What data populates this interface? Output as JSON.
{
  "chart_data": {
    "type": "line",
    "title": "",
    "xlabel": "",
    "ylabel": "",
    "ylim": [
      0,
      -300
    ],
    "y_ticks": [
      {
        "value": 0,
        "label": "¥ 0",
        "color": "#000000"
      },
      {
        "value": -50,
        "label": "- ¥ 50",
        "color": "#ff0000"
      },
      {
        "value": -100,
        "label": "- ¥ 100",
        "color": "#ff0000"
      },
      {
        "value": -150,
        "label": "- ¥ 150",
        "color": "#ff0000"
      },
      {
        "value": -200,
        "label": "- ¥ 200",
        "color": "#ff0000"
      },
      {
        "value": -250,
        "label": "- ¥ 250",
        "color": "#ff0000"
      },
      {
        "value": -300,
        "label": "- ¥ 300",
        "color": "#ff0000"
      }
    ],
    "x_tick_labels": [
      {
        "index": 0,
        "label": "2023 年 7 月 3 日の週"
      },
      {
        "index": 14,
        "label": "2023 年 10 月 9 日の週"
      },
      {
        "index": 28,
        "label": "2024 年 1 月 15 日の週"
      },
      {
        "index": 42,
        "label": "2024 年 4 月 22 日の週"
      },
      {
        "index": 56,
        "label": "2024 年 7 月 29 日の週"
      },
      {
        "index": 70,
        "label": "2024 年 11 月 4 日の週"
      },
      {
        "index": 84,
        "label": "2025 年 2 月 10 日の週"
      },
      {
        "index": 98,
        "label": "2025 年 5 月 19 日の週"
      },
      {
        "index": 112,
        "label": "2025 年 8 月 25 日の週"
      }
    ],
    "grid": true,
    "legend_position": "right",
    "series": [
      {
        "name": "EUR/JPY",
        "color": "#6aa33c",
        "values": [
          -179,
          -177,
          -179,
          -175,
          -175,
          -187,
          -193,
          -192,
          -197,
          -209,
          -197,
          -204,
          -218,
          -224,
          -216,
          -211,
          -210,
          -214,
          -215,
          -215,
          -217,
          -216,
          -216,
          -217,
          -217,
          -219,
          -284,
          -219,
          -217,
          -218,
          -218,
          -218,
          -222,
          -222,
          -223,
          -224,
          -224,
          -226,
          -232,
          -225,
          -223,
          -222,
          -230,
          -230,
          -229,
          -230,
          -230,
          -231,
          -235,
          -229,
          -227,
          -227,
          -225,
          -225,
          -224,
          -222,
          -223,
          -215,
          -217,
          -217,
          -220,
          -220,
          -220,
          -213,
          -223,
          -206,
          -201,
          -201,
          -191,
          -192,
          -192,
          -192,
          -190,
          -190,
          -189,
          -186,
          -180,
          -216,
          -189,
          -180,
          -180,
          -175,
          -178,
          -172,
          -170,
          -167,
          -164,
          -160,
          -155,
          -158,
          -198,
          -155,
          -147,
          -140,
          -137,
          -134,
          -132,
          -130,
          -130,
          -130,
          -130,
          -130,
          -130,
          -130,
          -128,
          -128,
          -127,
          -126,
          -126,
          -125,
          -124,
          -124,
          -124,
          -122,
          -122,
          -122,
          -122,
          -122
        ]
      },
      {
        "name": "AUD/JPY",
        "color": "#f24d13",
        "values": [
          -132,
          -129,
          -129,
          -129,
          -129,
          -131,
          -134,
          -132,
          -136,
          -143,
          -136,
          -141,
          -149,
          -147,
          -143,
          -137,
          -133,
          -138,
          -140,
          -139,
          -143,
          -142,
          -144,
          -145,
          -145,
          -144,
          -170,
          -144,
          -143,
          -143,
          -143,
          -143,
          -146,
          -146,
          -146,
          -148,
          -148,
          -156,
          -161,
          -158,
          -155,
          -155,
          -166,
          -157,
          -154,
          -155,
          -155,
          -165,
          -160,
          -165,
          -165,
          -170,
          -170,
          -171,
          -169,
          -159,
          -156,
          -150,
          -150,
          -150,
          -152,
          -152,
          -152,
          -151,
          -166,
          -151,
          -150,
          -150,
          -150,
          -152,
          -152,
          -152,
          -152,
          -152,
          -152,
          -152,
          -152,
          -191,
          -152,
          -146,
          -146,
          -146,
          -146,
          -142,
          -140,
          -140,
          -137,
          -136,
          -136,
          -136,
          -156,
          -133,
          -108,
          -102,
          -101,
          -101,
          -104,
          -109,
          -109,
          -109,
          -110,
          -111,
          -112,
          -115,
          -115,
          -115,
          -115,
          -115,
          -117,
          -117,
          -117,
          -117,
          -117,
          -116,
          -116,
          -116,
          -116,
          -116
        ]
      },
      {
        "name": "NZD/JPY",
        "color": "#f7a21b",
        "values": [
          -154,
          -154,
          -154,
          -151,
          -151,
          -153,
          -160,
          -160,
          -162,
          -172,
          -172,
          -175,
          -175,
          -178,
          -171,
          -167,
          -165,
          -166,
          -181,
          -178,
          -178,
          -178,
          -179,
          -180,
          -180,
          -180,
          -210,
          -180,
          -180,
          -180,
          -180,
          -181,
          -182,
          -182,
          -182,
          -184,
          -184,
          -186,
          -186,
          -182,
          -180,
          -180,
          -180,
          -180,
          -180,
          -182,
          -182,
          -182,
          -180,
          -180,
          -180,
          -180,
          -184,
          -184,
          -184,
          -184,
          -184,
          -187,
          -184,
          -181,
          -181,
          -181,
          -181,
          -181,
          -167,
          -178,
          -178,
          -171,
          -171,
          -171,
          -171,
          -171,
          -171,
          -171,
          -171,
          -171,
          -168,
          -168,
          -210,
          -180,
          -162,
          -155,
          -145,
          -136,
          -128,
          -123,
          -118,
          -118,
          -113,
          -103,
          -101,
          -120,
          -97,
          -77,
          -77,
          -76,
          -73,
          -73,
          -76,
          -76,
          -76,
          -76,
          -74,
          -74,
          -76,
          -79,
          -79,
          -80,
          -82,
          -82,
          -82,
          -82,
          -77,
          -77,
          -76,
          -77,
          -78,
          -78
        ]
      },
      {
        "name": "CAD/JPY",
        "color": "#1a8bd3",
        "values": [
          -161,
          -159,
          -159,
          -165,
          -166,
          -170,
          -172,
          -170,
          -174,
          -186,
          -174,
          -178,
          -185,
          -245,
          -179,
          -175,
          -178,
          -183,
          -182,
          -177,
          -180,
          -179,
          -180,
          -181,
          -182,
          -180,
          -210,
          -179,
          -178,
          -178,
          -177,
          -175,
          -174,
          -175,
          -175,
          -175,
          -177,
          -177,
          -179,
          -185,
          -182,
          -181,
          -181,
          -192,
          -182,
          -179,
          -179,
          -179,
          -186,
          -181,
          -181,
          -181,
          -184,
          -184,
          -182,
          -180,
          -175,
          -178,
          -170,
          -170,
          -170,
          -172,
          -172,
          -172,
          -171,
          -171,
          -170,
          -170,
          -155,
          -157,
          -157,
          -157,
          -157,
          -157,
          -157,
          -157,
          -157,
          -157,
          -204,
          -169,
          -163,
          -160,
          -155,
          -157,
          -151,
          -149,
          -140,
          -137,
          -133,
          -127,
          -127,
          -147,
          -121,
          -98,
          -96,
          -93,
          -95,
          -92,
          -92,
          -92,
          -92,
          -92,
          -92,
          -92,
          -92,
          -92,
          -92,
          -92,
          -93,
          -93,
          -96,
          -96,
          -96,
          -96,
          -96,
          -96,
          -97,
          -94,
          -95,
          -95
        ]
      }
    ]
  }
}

▶ [Work to complete] Above are some records; repeat all of them exactly.

▶ [Reply to the task]
What data populates this interface? Output as JSON.
{
  "chart_data": {
    "type": "line",
    "title": "",
    "xlabel": "",
    "ylabel": "",
    "ylim": [
      0,
      -300
    ],
    "y_ticks": [
      {
        "value": 0,
        "label": "¥ 0",
        "color": "#000000"
      },
      {
        "value": -50,
        "label": "- ¥ 50",
        "color": "#ff0000"
      },
      {
        "value": -100,
        "label": "- ¥ 100",
        "color": "#ff0000"
      },
      {
        "value": -150,
        "label": "- ¥ 150",
        "color": "#ff0000"
      },
      {
        "value": -200,
        "label": "- ¥ 200",
        "color": "#ff0000"
      },
      {
        "value": -250,
        "label": "- ¥ 250",
        "color": "#ff0000"
      },
      {
        "value": -300,
        "label": "- ¥ 300",
        "color": "#ff0000"
      }
    ],
    "x_tick_labels": [
      {
        "index": 0,
        "label": "2023 年 7 月 3 日の週"
      },
      {
        "index": 14,
        "label": "2023 年 10 月 9 日の週"
      },
      {
        "index": 28,
        "label": "2024 年 1 月 15 日の週"
      },
      {
        "index": 42,
        "label": "2024 年 4 月 22 日の週"
      },
      {
        "index": 56,
        "label": "2024 年 7 月 29 日の週"
      },
      {
        "index": 70,
        "label": "2024 年 11 月 4 日の週"
      },
      {
        "index": 84,
        "label": "2025 年 2 月 10 日の週"
      },
      {
        "index": 98,
        "label": "2025 年 5 月 19 日の週"
      },
      {
        "index": 112,
        "label": "2025 年 8 月 25 日の週"
      }
    ],
    "grid": true,
    "legend_position": "right",
    "series": [
      {
        "name": "EUR/JPY",
        "color": "#6aa33c",
        "values": [
          -179,
          -177,
          -179,
          -175,
          -175,
          -187,
          -193,
          -192,
          -197,
          -209,
          -197,
          -204,
          -218,
          -224,
          -216,
          -211,
          -210,
          -214,
          -215,
          -215,
          -217,
          -216,
          -216,
          -217,
          -217,
          -219,
          -284,
          -219,
          -217,
          -218,
          -218,
          -218,
          -222,
          -222,
          -223,
          -224,
          -224,
          -226,
          -232,
          -225,
          -223,
          -222,
          -230,
          -230,
          -229,
          -230,
          -230,
          -231,
          -235,
          -229,
          -227,
          -227,
          -225,
          -225,
          -224,
          -222,
          -223,
          -215,
          -217,
          -217,
          -220,
          -220,
          -220,
          -213,
          -223,
          -206,
          -201,
          -201,
          -191,
          -192,
          -192,
          -192,
          -190,
          -190,
          -189,
          -186,
          -180,
          -216,
          -189,
          -180,
          -180,
          -175,
          -178,
          -172,
          -170,
          -167,
          -164,
          -160,
          -155,
          -158,
          -198,
          -155,
          -147,
          -140,
          -137,
          -134,
          -132,
          -130,
          -130,
          -130,
          -130,
          -130,
          -130,
          -130,
          -128,
          -128,
          -127,
          -126,
          -126,
          -125,
          -124,
          -124,
          -124,
          -122,
          -122,
          -122,
          -122,
          -122
        ]
      },
      {
        "name": "AUD/JPY",
        "color": "#f24d13",
        "values": [
          -132,
          -129,
          -129,
          -129,
          -129,
          -131,
          -134,
          -132,
          -136,
          -143,
          -136,
          -141,
          -149,
          -147,
          -143,
          -137,
          -133,
          -138,
          -140,
          -139,
          -143,
          -142,
          -144,
          -145,
          -145,
          -144,
          -170,
          -144,
          -143,
          -143,
          -143,
          -143,
          -146,
          -146,
          -146,
          -148,
          -148,
          -156,
          -161,
          -158,
          -155,
          -155,
          -166,
          -157,
          -154,
          -155,
          -155,
          -165,
          -160,
          -165,
          -165,
          -170,
          -170,
          -171,
          -169,
          -159,
          -156,
          -150,
          -150,
          -150,
          -152,
          -152,
          -152,
          -151,
          -166,
          -151,
          -150,
          -150,
          -150,
          -152,
          -152,
          -152,
          -152,
          -152,
          -152,
          -152,
          -152,
          -191,
          -152,
          -146,
          -146,
          -146,
          -146,
          -142,
          -140,
          -140,
          -137,
          -136,
          -136,
          -136,
          -156,
          -133,
          -108,
          -102,
          -101,
          -101,
          -104,
          -109,
          -109,
          -109,
          -110,
          -111,
          -112,
          -115,
          -115,
          -115,
          -115,
          -115,
          -117,
          -117,
          -117,
          -117,
          -117,
          -116,
          -116,
          -116,
          -116,
          -116
        ]
      },
      {
        "name": "NZD/JPY",
        "color": "#f7a21b",
        "values": [
          -154,
          -154,
          -154,
          -151,
          -151,
          -153,
          -160,
          -160,
          -162,
          -172,
          -172,
          -175,
          -175,
          -178,
          -171,
          -167,
          -165,
          -166,
          -181,
          -178,
          -178,
          -178,
          -179,
          -180,
          -180,
          -180,
          -210,
          -180,
          -180,
          -180,
          -180,
          -181,
          -182,
          -182,
          -182,
          -184,
          -184,
          -186,
          -186,
          -182,
          -180,
          -180,
          -180,
          -180,
          -180,
          -182,
          -182,
          -182,
          -180,
          -180,
          -180,
          -180,
          -184,
          -184,
          -184,
          -184,
          -184,
          -187,
          -184,
          -181,
          -181,
          -181,
          -181,
          -181,
          -167,
          -178,
          -178,
          -171,
          -171,
          -171,
          -171,
          -171,
          -171,
          -171,
          -171,
          -171,
          -168,
          -168,
          -210,
          -180,
          -162,
          -155,
          -145,
          -136,
          -128,
          -123,
          -118,
          -118,
          -113,
          -103,
          -101,
          -120,
          -97,
          -77,
          -77,
          -76,
          -73,
          -73,
          -76,
          -76,
          -76,
          -76,
          -74,
          -74,
          -76,
          -79,
          -79,
          -80,
          -82,
          -82,
          -82,
          -82,
          -77,
          -77,
          -76,
          -77,
          -78,
          -78
        ]
      },
      {
        "name": "CAD/JPY",
        "color": "#1a8bd3",
        "values": [
          -161,
          -159,
          -159,
          -165,
          -166,
          -170,
          -172,
          -170,
          -174,
          -186,
          -174,
          -178,
          -185,
          -245,
          -179,
          -175,
          -178,
          -183,
          -182,
          -177,
          -180,
          -179,
          -180,
          -181,
          -182,
          -180,
          -210,
          -179,
          -178,
          -178,
          -177,
          -175,
          -174,
          -175,
          -175,
          -175,
          -177,
          -177,
          -179,
          -185,
          -182,
          -181,
          -181,
          -192,
          -182,
          -179,
          -179,
          -179,
          -186,
          -181,
          -181,
          -181,
          -184,
          -184,
          -182,
          -180,
          -175,
          -178,
          -170,
          -170,
          -170,
          -172,
          -172,
          -172,
          -171,
          -171,
          -170,
          -170,
          -155,
          -157,
          -157,
          -157,
          -157,
          -157,
          -157,
          -157,
          -157,
          -157,
          -204,
          -169,
          -163,
          -160,
          -155,
          -157,
          -151,
          -149,
          -140,
          -137,
          -133,
          -127,
          -127,
          -147,
          -121,
          -98,
          -96,
          -93,
          -95,
          -92,
          -92,
          -92,
          -92,
          -92,
          -92,
          -92,
          -92,
          -92,
          -92,
          -92,
          -93,
          -93,
          -96,
          -96,
          -96,
          -96,
          -96,
          -96,
          -97,
          -94,
          -95,
          -95
        ]
      }
    ]
  }
}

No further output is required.